→ Extracted data entries:
↓↓↓
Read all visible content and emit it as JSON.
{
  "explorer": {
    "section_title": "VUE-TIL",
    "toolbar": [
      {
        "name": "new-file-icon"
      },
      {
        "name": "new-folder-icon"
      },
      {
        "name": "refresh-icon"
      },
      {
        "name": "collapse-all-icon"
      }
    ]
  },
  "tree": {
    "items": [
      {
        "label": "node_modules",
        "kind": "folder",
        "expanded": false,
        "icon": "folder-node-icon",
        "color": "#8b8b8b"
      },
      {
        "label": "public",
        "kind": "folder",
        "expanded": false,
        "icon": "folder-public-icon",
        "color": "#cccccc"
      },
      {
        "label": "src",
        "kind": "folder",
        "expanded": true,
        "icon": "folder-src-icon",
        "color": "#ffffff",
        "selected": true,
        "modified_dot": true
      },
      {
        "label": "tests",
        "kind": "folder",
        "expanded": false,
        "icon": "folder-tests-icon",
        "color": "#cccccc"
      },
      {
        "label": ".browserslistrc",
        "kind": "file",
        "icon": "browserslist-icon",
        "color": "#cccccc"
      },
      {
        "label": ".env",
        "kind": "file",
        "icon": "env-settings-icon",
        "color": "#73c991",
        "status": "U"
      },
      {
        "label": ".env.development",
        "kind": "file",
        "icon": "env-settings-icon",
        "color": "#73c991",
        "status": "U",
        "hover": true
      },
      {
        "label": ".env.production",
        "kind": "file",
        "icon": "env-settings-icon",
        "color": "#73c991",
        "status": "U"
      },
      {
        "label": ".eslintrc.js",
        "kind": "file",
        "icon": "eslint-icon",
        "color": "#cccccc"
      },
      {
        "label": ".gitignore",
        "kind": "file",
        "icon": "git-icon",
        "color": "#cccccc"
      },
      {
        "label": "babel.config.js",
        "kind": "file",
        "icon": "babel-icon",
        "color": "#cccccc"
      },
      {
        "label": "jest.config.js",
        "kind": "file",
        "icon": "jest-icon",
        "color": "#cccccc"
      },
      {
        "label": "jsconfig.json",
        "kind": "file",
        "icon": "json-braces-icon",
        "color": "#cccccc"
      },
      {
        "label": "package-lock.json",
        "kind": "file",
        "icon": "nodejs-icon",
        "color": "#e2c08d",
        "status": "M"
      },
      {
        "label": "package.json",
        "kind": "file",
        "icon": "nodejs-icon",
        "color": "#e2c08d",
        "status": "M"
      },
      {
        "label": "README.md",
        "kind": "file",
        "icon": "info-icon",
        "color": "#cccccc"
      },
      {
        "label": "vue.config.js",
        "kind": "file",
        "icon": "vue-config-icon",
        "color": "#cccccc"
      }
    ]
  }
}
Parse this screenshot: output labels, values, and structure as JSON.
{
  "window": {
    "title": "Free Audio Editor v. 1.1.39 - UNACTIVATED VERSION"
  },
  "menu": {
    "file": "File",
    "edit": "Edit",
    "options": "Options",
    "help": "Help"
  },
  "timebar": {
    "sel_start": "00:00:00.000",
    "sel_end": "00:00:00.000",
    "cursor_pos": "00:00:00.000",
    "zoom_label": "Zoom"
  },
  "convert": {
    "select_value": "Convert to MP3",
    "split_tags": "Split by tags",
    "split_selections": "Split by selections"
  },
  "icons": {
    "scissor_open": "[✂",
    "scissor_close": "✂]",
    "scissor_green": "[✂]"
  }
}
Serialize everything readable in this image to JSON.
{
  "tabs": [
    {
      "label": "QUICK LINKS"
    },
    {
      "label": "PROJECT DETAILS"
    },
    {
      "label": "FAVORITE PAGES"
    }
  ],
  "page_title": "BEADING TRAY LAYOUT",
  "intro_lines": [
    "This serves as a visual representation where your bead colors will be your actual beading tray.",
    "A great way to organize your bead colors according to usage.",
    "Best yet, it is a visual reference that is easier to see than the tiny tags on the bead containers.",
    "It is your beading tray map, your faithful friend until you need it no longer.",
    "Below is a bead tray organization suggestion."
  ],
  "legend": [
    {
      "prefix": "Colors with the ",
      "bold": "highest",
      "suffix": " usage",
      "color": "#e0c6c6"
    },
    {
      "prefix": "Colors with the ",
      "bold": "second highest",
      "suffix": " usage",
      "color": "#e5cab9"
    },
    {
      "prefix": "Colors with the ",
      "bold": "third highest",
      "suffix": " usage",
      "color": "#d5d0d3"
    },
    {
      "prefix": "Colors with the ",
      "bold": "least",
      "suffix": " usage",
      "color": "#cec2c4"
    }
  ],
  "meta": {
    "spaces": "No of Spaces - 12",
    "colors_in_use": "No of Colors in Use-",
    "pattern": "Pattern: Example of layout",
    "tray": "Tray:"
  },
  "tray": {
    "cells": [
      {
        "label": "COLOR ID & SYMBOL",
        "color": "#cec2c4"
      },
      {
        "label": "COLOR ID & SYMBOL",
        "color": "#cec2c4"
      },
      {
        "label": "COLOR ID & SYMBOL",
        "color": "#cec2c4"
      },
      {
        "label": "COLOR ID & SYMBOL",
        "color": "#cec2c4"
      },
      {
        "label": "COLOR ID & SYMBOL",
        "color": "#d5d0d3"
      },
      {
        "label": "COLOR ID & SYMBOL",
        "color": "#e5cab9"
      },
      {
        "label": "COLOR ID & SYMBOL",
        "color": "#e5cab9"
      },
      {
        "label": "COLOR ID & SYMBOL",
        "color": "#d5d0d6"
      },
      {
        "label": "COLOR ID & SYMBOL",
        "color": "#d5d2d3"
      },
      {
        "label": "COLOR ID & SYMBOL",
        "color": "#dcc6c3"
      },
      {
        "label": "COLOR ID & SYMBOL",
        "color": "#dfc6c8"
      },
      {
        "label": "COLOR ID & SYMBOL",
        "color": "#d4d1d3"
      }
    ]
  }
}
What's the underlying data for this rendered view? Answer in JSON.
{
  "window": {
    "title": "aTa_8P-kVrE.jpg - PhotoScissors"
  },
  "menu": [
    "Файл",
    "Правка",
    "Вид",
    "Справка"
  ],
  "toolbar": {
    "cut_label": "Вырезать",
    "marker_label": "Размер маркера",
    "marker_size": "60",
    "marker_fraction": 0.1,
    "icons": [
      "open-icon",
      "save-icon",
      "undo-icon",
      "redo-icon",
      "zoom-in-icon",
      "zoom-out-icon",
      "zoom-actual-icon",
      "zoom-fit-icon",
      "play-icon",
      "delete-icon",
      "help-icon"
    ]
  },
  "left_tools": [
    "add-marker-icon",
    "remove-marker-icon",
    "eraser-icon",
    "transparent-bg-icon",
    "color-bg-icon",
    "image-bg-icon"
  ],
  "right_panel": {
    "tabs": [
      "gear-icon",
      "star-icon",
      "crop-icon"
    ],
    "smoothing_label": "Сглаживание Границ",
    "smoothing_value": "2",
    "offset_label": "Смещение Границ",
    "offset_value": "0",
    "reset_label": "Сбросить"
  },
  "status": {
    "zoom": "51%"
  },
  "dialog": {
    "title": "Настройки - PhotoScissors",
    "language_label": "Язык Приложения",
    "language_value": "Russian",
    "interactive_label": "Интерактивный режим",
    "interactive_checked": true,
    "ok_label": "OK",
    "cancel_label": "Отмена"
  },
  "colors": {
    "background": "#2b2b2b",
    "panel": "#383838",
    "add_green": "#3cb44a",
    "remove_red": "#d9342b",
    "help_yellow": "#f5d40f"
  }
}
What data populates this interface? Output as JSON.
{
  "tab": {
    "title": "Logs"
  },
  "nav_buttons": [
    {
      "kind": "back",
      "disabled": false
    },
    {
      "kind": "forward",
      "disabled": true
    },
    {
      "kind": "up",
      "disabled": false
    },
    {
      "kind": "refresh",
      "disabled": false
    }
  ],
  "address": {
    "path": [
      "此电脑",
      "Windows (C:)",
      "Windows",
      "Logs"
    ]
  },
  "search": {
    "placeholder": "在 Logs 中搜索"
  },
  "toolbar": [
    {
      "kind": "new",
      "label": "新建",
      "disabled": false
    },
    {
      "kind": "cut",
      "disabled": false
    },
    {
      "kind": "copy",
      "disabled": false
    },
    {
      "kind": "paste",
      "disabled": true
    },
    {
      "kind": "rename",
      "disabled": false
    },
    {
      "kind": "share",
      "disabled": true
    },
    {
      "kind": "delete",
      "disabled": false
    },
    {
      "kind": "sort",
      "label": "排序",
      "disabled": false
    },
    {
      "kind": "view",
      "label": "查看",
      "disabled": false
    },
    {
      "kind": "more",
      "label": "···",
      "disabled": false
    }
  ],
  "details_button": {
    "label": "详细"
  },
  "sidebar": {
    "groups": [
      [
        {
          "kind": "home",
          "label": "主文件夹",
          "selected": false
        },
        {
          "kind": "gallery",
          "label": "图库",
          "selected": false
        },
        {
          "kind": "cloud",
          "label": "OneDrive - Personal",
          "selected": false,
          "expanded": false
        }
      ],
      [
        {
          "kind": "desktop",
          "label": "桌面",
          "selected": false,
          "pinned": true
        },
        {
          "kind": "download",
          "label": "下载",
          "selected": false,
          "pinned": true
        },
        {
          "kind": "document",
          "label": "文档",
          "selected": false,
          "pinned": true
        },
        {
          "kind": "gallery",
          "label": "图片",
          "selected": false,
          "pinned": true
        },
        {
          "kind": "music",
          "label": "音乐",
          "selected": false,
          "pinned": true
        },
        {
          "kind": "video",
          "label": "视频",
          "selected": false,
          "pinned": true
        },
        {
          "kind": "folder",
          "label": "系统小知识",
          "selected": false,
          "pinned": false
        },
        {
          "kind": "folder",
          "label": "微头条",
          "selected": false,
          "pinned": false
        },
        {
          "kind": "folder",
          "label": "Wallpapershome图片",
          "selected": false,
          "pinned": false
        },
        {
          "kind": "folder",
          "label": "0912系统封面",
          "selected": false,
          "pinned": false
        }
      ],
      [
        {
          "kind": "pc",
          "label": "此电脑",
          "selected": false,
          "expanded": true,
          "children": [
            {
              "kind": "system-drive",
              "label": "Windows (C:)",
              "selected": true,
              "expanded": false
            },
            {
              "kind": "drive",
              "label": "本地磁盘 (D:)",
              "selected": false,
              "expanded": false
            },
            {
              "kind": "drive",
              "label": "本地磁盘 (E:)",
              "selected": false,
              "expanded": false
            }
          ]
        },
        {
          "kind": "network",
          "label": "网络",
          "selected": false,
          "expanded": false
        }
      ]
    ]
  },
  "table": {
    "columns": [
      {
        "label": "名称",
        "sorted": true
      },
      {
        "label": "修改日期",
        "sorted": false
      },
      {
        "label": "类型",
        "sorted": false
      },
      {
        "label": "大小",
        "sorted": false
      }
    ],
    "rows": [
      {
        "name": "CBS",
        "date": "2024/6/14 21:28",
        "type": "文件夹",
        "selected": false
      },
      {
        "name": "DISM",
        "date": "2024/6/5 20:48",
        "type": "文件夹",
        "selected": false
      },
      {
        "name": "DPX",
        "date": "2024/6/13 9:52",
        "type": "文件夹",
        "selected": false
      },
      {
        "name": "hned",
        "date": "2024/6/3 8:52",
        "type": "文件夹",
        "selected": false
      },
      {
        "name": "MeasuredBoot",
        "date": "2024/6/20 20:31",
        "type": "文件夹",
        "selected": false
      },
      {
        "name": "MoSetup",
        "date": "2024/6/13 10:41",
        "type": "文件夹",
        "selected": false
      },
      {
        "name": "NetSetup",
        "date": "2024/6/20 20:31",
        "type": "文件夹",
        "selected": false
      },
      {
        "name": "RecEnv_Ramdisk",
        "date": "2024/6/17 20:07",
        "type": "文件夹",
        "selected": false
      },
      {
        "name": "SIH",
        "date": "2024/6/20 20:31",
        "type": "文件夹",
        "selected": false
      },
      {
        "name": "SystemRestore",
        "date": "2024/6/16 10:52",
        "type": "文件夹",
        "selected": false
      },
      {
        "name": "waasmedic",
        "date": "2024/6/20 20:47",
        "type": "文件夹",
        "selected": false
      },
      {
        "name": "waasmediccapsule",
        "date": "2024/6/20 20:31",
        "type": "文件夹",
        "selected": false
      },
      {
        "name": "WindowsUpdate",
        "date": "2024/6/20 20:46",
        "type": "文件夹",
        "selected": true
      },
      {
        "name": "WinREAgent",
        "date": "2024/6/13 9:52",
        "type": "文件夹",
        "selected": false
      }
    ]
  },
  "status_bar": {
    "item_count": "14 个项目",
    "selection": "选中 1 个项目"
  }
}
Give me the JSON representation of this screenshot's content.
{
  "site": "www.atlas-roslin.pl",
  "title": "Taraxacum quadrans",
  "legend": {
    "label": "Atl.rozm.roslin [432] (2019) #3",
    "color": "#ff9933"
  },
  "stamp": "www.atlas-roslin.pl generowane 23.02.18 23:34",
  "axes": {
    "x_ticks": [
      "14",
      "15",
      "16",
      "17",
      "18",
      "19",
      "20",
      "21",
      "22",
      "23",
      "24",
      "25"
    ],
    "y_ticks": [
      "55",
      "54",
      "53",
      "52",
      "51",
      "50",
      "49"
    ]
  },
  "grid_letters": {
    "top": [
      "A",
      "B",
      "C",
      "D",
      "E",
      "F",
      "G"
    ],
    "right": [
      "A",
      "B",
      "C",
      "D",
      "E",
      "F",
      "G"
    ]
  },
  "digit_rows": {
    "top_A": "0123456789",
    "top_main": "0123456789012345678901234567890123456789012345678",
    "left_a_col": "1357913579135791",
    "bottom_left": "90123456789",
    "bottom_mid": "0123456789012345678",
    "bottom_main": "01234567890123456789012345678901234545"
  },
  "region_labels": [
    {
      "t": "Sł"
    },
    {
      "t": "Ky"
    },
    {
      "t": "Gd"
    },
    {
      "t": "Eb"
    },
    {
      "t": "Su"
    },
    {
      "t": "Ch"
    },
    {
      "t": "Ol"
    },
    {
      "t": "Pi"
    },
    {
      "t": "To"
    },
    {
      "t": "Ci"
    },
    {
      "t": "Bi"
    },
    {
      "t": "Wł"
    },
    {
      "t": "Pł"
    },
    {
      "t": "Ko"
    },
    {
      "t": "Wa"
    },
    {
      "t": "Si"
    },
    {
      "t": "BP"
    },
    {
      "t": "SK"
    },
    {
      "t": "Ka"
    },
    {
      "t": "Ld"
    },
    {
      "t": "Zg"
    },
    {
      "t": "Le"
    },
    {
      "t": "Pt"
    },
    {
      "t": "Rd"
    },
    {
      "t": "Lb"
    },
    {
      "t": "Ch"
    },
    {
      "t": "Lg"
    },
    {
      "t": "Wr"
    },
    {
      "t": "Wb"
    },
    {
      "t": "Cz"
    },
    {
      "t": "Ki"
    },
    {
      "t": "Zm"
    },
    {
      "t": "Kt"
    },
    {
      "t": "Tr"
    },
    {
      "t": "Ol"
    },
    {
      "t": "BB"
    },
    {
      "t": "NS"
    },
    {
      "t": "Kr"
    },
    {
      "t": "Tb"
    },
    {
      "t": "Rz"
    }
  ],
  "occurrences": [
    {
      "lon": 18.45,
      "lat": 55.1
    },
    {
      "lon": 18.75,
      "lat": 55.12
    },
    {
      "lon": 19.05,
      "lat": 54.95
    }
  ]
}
↑↑↑
From the data above, copy out every line with the string "representation" in it.

→ Task response:
    "This serves as a visual representation where your bead colors will be your actual beading tray.",
Give me the JSON representation of this screenshot's content.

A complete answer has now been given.